• _Description of the task_:
In your copy, reproduce the entries exactly as they are, minus the images.

begin Material for this exercise

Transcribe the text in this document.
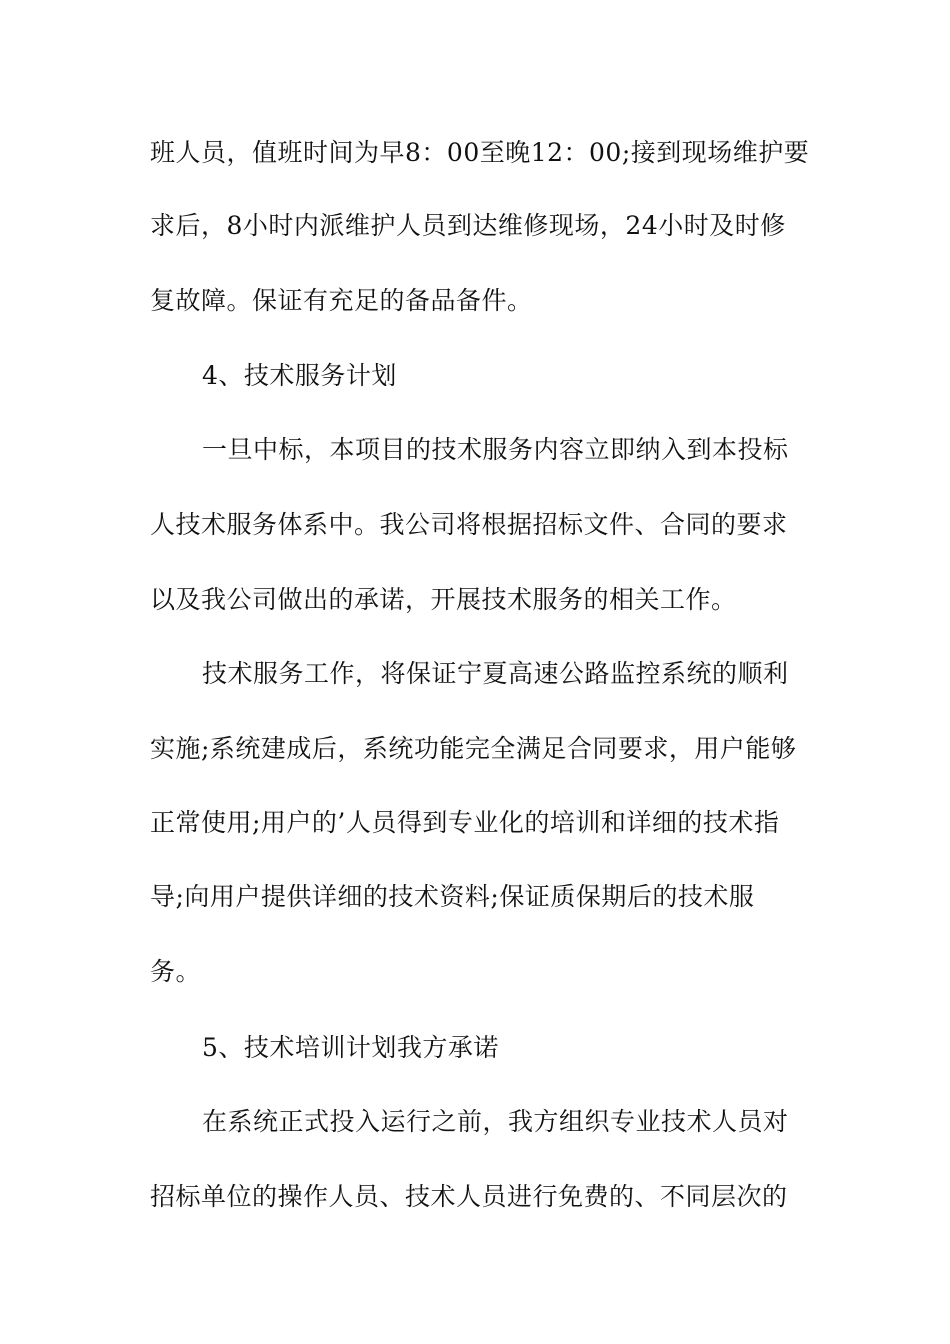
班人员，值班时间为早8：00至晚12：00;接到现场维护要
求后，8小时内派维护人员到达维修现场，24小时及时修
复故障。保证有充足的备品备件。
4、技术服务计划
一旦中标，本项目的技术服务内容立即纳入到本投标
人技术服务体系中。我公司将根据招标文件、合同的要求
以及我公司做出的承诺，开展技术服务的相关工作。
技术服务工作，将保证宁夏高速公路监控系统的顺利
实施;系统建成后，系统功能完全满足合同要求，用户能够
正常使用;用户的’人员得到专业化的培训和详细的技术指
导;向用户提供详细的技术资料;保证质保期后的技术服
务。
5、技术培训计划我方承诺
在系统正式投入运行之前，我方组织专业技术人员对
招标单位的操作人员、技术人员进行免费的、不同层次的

end Material for this exercise

• _Exercise answer_:
Transcribe the text in this document.
班人员，值班时间为早8：00至晚12：00;接到现场维护要
求后，8小时内派维护人员到达维修现场，24小时及时修
复故障。保证有充足的备品备件。
4、技术服务计划
一旦中标，本项目的技术服务内容立即纳入到本投标
人技术服务体系中。我公司将根据招标文件、合同的要求
以及我公司做出的承诺，开展技术服务的相关工作。
技术服务工作，将保证宁夏高速公路监控系统的顺利
实施;系统建成后，系统功能完全满足合同要求，用户能够
正常使用;用户的’人员得到专业化的培训和详细的技术指
导;向用户提供详细的技术资料;保证质保期后的技术服
务。
5、技术培训计划我方承诺
在系统正式投入运行之前，我方组织专业技术人员对
招标单位的操作人员、技术人员进行免费的、不同层次的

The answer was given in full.